[TASK INSTRUCTIONS]
A line counts if it contains the word "each" at least once. State how many such lines the records contain, giving the number alone.

[GIVEN ENTRIES]
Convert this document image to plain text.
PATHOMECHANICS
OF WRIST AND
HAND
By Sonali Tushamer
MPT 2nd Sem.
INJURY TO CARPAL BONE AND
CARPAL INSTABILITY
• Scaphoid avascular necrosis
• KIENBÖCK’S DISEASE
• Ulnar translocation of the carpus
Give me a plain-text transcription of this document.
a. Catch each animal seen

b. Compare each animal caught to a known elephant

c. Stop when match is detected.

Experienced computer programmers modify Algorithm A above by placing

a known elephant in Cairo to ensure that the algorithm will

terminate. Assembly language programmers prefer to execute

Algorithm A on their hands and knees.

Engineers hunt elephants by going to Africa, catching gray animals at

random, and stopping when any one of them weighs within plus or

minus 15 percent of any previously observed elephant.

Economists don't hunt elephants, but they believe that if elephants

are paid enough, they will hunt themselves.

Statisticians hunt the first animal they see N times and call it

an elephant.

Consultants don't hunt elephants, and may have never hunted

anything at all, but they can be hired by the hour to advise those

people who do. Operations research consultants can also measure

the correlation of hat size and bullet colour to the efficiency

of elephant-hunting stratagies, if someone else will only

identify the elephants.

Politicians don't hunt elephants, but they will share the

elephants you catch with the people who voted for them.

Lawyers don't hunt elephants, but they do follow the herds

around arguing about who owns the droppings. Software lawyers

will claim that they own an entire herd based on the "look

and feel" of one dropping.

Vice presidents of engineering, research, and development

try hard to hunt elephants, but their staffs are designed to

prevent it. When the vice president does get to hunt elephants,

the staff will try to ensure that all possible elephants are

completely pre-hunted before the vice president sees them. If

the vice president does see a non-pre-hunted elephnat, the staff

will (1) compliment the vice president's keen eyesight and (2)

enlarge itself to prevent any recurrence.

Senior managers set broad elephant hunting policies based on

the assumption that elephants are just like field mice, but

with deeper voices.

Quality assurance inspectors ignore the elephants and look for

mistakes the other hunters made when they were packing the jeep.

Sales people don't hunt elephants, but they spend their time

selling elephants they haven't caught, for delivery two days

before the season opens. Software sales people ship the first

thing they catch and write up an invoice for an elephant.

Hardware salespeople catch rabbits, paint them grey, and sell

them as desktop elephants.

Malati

[EXERCISE ANSWER]
2